*Request*:
Check each line below for the word "Generate", and copy those that have it.

··· Entries ···

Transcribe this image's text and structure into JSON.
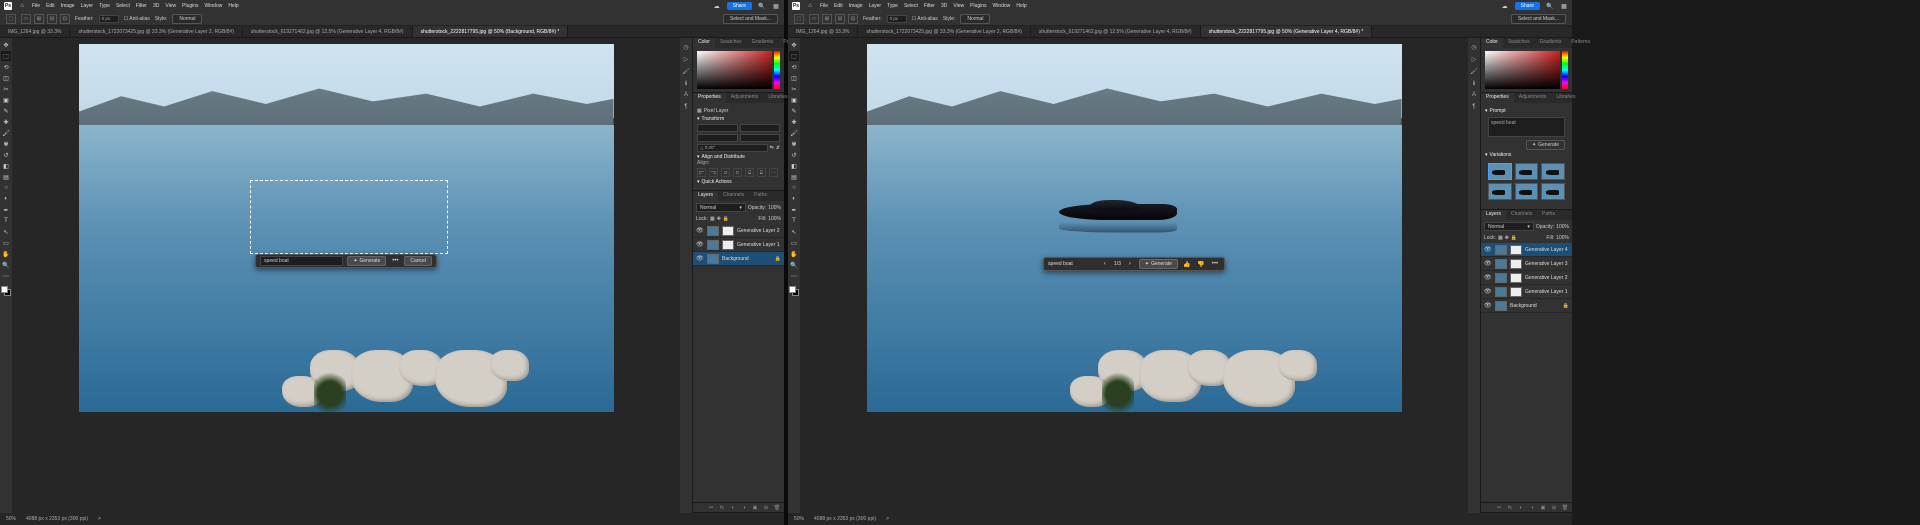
{
  "menu": [
    "File",
    "Edit",
    "Image",
    "Layer",
    "Type",
    "Select",
    "Filter",
    "3D",
    "View",
    "Plugins",
    "Window",
    "Help"
  ],
  "share": "Share",
  "optbar": {
    "feather_label": "Feather:",
    "feather_val": "0 px",
    "antialias": "Anti-alias",
    "style_label": "Style:",
    "style_val": "Normal",
    "selectmask": "Select and Mask..."
  },
  "tabs_left": [
    "IMG_1264.jpg @ 33.3%",
    "shutterstock_1722073425.jpg @ 33.3% (Generative Layer 2, RGB/8#)",
    "shutterstock_619271462.jpg @ 12.5% (Generative Layer 4, RGB/8#)"
  ],
  "active_tab_left": "shutterstock_2222817795.jpg @ 50% (Background, RGB/8#) *",
  "tabs_right": [
    "IMG_1264.jpg @ 33.3%",
    "shutterstock_1722073425.jpg @ 33.3% (Generative Layer 2, RGB/8#)",
    "shutterstock_619271462.jpg @ 12.5% (Generative Layer 4, RGB/8#)"
  ],
  "active_tab_right": "shutterstock_2222817795.jpg @ 50% (Generative Layer 4, RGB/8#) *",
  "status": {
    "zoom": "50%",
    "doc": "4088 px x 2353 px (300 ppi)",
    "arrow": ">"
  },
  "panel_tabs": {
    "color": "Color",
    "swatches": "Swatches",
    "gradients": "Gradients",
    "patterns": "Patterns",
    "props": "Properties",
    "adjust": "Adjustments",
    "libraries": "Libraries",
    "layers": "Layers",
    "channels": "Channels",
    "paths": "Paths"
  },
  "props": {
    "pixel_layer": "Pixel Layer",
    "transform": "Transform",
    "align": "Align and Distribute",
    "align_sub": "Align:",
    "quick": "Quick Actions"
  },
  "layers": {
    "mode": "Normal",
    "opacity_l": "Opacity:",
    "opacity_v": "100%",
    "lock": "Lock:",
    "fill_l": "Fill:",
    "fill_v": "100%",
    "rows_left": [
      {
        "name": "Generative Layer 2"
      },
      {
        "name": "Generative Layer 1"
      },
      {
        "name": "Background",
        "locked": true
      }
    ],
    "rows_right": [
      {
        "name": "Generative Layer 4"
      },
      {
        "name": "Generative Layer 3"
      },
      {
        "name": "Generative Layer 2"
      },
      {
        "name": "Generative Layer 1"
      },
      {
        "name": "Background",
        "locked": true
      }
    ]
  },
  "genfill": {
    "prompt_left": "speed boat",
    "generate": "Generate",
    "cancel": "Cancel",
    "more": "•••",
    "prompt_right": "speed boat",
    "nav": "1/3"
  },
  "right_props": {
    "prompt_hd": "Prompt",
    "prompt_val": "speed boat",
    "variations": "Variations",
    "generate": "Generate"
  }
}
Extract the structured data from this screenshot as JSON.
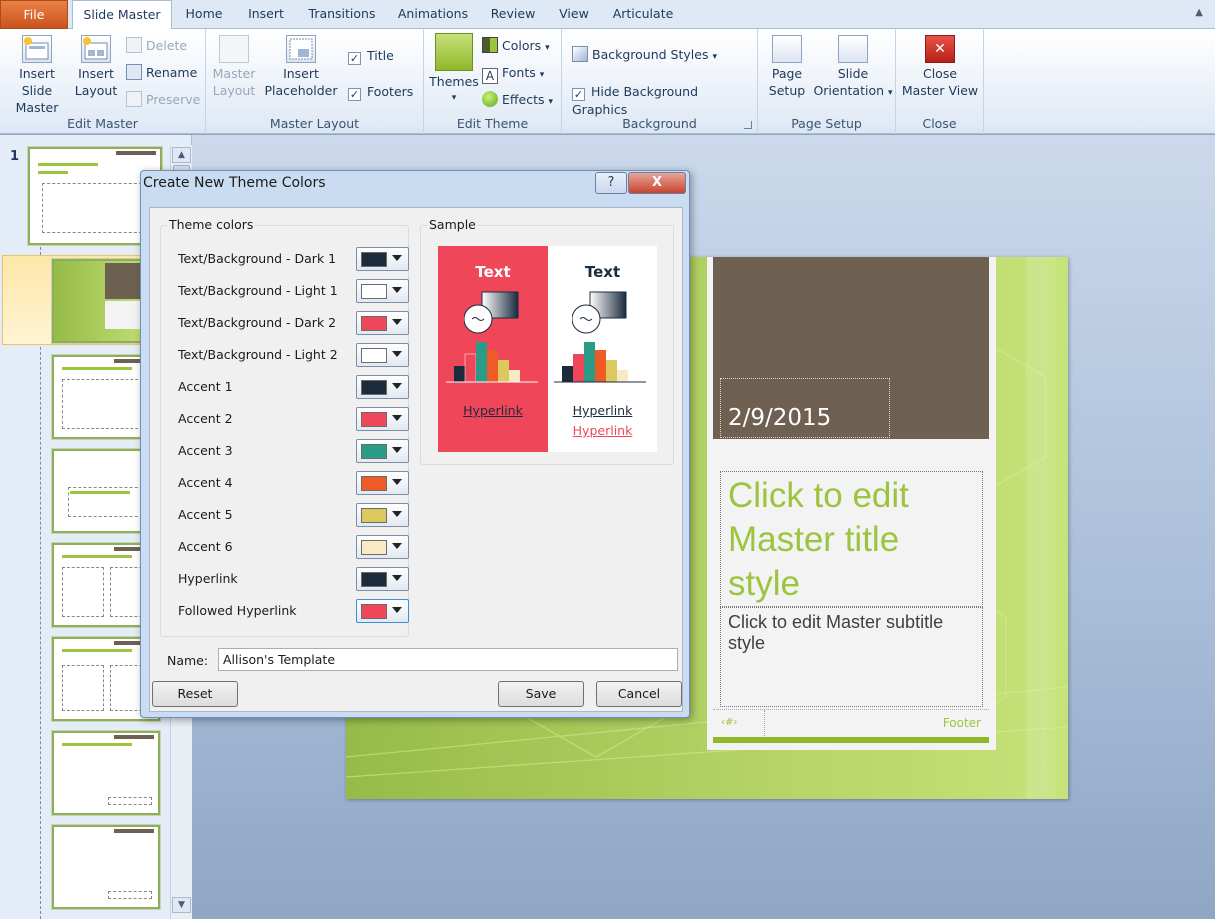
{
  "tabs": {
    "file": "File",
    "slide_master": "Slide Master",
    "home": "Home",
    "insert": "Insert",
    "transitions": "Transitions",
    "animations": "Animations",
    "review": "Review",
    "view": "View",
    "articulate": "Articulate"
  },
  "ribbon": {
    "edit_master": {
      "insert_slide_master_1": "Insert Slide",
      "insert_slide_master_2": "Master",
      "insert_layout_1": "Insert",
      "insert_layout_2": "Layout",
      "delete": "Delete",
      "rename": "Rename",
      "preserve": "Preserve",
      "label": "Edit Master"
    },
    "master_layout": {
      "master_layout_1": "Master",
      "master_layout_2": "Layout",
      "insert_placeholder_1": "Insert",
      "insert_placeholder_2": "Placeholder",
      "title": "Title",
      "footers": "Footers",
      "label": "Master Layout"
    },
    "edit_theme": {
      "themes": "Themes",
      "colors": "Colors",
      "fonts": "Fonts",
      "effects": "Effects",
      "label": "Edit Theme"
    },
    "background": {
      "background_styles": "Background Styles",
      "hide_background_graphics": "Hide Background Graphics",
      "label": "Background"
    },
    "page_setup": {
      "page_setup_1": "Page",
      "page_setup_2": "Setup",
      "slide_orientation_1": "Slide",
      "slide_orientation_2": "Orientation",
      "label": "Page Setup"
    },
    "close": {
      "close_1": "Close",
      "close_2": "Master View",
      "label": "Close"
    }
  },
  "thumbnails": {
    "slide_number": "1"
  },
  "slide": {
    "date": "2/9/2015",
    "title_1": "Click to edit",
    "title_2": "Master title",
    "title_3": "style",
    "subtitle_1": "Click to edit Master subtitle",
    "subtitle_2": "style",
    "page_number": "‹#›",
    "footer": "Footer"
  },
  "dialog": {
    "title": "Create New Theme Colors",
    "help": "?",
    "close": "X",
    "theme_colors_label": "Theme colors",
    "sample_label": "Sample",
    "colors": [
      {
        "label": "Text/Background - Dark 1",
        "color": "#1b2b3e"
      },
      {
        "label": "Text/Background - Light 1",
        "color": "#ffffff"
      },
      {
        "label": "Text/Background - Dark 2",
        "color": "#ef4759"
      },
      {
        "label": "Text/Background - Light 2",
        "color": "#ffffff"
      },
      {
        "label": "Accent 1",
        "color": "#1b2b3e"
      },
      {
        "label": "Accent 2",
        "color": "#ef4759"
      },
      {
        "label": "Accent 3",
        "color": "#2a9b85"
      },
      {
        "label": "Accent 4",
        "color": "#ef5a26"
      },
      {
        "label": "Accent 5",
        "color": "#dbc85e"
      },
      {
        "label": "Accent 6",
        "color": "#fae9c5"
      },
      {
        "label": "Hyperlink",
        "color": "#1b2b3e"
      },
      {
        "label": "Followed Hyperlink",
        "color": "#ef4759"
      }
    ],
    "sample": {
      "text_dark": "Text",
      "text_light": "Text",
      "hyperlink_dark": "Hyperlink",
      "hyperlink_light": "Hyperlink",
      "followed_light": "Hyperlink"
    },
    "name_label": "Name:",
    "name_value": "Allison's Template",
    "reset": "Reset",
    "save": "Save",
    "cancel": "Cancel"
  }
}
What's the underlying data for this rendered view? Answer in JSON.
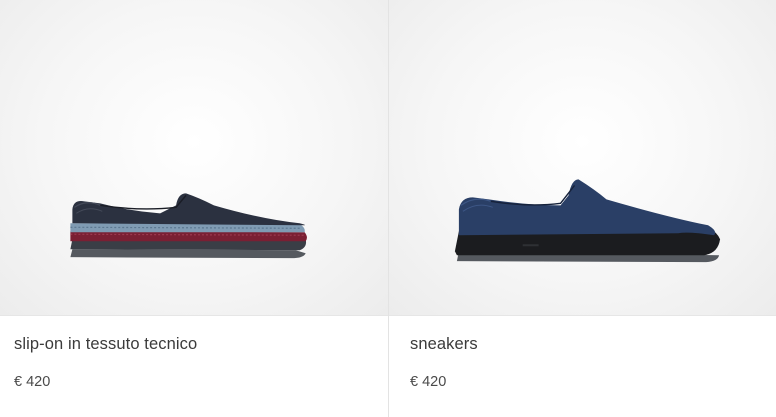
{
  "products": [
    {
      "name": "slip-on in tessuto tecnico",
      "price": "€ 420",
      "image_icon": "slip-on-shoe-image",
      "colors": {
        "upper": "#2b3140",
        "stripe_red": "#7a1f33",
        "stripe_blue": "#7f9bb3",
        "sole": "#4a4f57"
      }
    },
    {
      "name": "sneakers",
      "price": "€ 420",
      "image_icon": "sneaker-shoe-image",
      "colors": {
        "upper": "#2a3f66",
        "sole": "#1b1c1f",
        "outsole": "#55595f"
      }
    }
  ]
}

···

*Correct response*:
    "generate": "Generate",
    "generate": "Generate"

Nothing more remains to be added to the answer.